Where a line of the listing below includes the word "this", reproduce that line.

(begin)

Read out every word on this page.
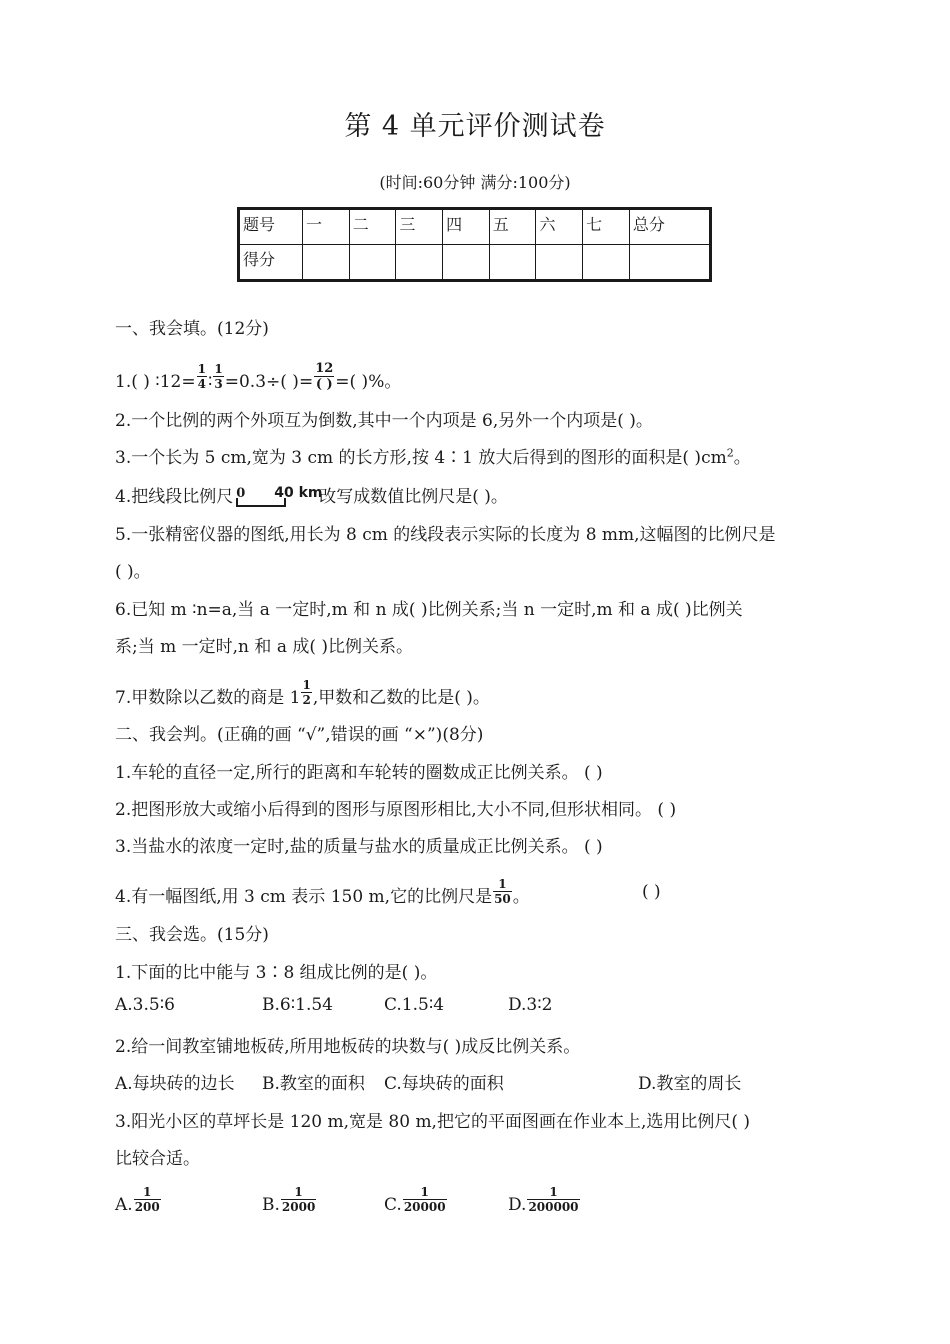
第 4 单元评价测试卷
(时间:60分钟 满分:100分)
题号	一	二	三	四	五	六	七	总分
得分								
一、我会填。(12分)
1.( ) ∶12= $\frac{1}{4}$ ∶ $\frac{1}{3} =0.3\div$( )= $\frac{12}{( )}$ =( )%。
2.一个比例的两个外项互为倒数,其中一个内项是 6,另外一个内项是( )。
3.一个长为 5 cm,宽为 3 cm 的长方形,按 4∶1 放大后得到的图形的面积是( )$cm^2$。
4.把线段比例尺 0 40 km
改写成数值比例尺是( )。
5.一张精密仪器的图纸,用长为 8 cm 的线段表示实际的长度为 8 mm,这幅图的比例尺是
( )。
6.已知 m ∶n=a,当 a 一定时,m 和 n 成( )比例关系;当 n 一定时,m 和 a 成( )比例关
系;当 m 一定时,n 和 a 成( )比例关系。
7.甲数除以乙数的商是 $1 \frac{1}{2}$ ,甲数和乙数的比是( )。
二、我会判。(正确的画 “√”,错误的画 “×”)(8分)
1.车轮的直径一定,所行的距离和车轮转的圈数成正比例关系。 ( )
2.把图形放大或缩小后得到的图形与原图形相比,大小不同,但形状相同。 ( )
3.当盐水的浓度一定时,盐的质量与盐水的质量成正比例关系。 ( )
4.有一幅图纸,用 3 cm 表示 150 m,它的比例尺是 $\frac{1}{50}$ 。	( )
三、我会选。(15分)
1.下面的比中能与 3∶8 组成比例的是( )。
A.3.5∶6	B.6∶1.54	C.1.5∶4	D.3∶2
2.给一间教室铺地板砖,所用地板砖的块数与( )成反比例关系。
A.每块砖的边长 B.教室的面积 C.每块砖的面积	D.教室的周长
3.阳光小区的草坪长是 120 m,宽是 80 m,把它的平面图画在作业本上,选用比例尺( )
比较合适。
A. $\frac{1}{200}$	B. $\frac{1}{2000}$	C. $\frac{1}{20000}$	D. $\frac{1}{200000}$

(end)
(begin)

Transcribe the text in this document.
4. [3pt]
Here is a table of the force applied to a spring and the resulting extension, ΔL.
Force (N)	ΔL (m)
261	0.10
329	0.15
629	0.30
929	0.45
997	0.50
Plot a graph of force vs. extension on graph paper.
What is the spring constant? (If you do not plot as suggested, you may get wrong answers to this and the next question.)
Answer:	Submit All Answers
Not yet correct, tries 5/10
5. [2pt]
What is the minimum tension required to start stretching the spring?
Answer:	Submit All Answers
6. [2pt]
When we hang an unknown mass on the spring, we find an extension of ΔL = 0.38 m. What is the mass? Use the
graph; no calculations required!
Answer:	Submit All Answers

(end)

# Answer for the task
Read out every word on this page.
Transcribe the text in this document.
What is the spring constant? (If you do not plot as suggested, you may get wrong answers to this and the next question.)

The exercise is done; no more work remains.